EXERCISE REQUIREMENTS » Copy out, word for word, the portion of the passage on mozilla-central build times starting at "I didn’t try" and ending at "that to anything?".
==== GIVEN PASSAGE
Surely that can’t be the whole story.  A mozilla-central build from a day or two took about 24 minutes on my machine (Linux x86-64 hyperthreaded 8-core @ 2.6GHz, srcdir on SSD, objdir on mechanical hard drive).  We are not compiling 2.4x times more code than we were a year ago…or are we?  Let’s look at some numbers.

I looked at my mozilla-central repository for some convenient tags to pick from and found the FIREFOX_AURORA_${REV}_BASE set of tags.  I started compiling with mozilla-central tip, and then with FIREFOX_AURORA_24_BASE, and resolved to go as far back as I could without undue fiddling with things that wouldn’t compile.  I made it to FIREFOX_AURORA_14_BASE before hitting compilation errors with moz_free.  (19 and previous required small fiddling with js/src to set the right PYTHON, but that was easily scriptable.)  That gives me 11 markers covering over a year of development.

I didn’t try compiling things multiple times to see how much the numbers fluctuated.  I didn’t attempt to control for operating system disk caches or anything like that, just hg up -r $TAG, generated configure, ran configure --enable-optimize --disable-debug --disable-gstreamer (I haven’t bothered to get my gstreamer dependencies right on my development box) in a newly-created objdir, and recorded time for make -srj20.  The compiler was GCC 4.7 from Debian stable.

Those 10-minute clobber build times were apparently the result of warm disk cache or my dreams. Or perhaps they’re due to an older compiler; I only started using GCC 4.7 recently and I’ve done some tests that show it’s a fair amount slower than GCC 4.4. Or maybe I was using a different build config then. Whatever the reason, we can see that compilation times have been increasing steadily, but can we correlate that to anything?
========
==== DATA SUPPLIED
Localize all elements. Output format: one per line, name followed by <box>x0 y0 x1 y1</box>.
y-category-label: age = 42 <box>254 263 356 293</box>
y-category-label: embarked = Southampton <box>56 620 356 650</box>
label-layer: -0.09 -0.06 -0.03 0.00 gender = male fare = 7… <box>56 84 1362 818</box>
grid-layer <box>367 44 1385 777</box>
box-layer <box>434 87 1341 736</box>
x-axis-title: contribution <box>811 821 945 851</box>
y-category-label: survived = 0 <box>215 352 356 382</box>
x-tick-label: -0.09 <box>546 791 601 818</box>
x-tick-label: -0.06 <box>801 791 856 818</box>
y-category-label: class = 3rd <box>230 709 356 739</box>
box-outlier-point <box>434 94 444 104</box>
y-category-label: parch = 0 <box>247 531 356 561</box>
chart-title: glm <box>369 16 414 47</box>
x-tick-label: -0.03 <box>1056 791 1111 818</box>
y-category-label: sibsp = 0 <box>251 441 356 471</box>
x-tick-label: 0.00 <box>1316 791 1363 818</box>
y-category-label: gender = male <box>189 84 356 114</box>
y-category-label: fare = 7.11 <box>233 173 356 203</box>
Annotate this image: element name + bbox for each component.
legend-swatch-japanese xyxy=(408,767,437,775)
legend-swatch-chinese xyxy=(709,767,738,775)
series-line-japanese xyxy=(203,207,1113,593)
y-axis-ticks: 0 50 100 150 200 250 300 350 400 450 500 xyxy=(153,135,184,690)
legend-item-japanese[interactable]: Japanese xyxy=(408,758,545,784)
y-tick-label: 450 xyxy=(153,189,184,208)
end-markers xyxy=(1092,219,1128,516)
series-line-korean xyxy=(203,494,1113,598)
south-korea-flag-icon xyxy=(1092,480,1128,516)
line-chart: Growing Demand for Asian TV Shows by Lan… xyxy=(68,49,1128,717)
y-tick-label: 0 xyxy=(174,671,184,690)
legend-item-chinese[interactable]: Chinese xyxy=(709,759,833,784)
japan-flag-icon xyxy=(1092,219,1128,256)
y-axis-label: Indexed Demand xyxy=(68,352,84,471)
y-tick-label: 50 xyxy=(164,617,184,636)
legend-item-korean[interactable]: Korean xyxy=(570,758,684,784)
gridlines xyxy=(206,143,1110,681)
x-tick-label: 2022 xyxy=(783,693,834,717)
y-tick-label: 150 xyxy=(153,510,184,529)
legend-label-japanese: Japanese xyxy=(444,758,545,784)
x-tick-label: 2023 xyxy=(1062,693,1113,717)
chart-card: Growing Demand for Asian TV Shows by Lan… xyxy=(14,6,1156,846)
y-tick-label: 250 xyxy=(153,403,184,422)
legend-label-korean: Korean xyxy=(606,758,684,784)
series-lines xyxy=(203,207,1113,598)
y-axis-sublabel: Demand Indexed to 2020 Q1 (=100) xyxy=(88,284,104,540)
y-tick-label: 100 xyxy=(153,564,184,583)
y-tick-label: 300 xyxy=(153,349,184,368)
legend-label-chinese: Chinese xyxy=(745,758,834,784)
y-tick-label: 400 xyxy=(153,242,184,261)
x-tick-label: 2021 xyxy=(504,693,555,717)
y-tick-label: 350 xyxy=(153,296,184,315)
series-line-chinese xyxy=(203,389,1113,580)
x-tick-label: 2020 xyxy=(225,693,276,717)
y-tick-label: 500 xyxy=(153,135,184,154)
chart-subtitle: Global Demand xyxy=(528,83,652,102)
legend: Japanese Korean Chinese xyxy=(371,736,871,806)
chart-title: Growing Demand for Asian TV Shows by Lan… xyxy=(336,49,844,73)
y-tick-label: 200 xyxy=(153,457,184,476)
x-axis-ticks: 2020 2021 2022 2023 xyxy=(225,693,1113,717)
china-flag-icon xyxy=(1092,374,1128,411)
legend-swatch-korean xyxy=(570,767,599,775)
========
REPLY »
I didn’t try compiling things multiple times to see how much the numbers fluctuated.  I didn’t attempt to control for operating system disk caches or anything like that, just hg up -r $TAG, generated configure, ran configure --enable-optimize --disable-debug --disable-gstreamer (I haven’t bothered to get my gstreamer dependencies right on my development box) in a newly-created objdir, and recorded time for make -srj20.  The compiler was GCC 4.7 from Debian stable.

Those 10-minute clobber build times were apparently the result of warm disk cache or my dreams. Or perhaps they’re due to an older compiler; I only started using GCC 4.7 recently and I’ve done some tests that show it’s a fair amount slower than GCC 4.4. Or maybe I was using a different build config then. Whatever the reason, we can see that compilation times have been increasing steadily, but can we correlate that to anything?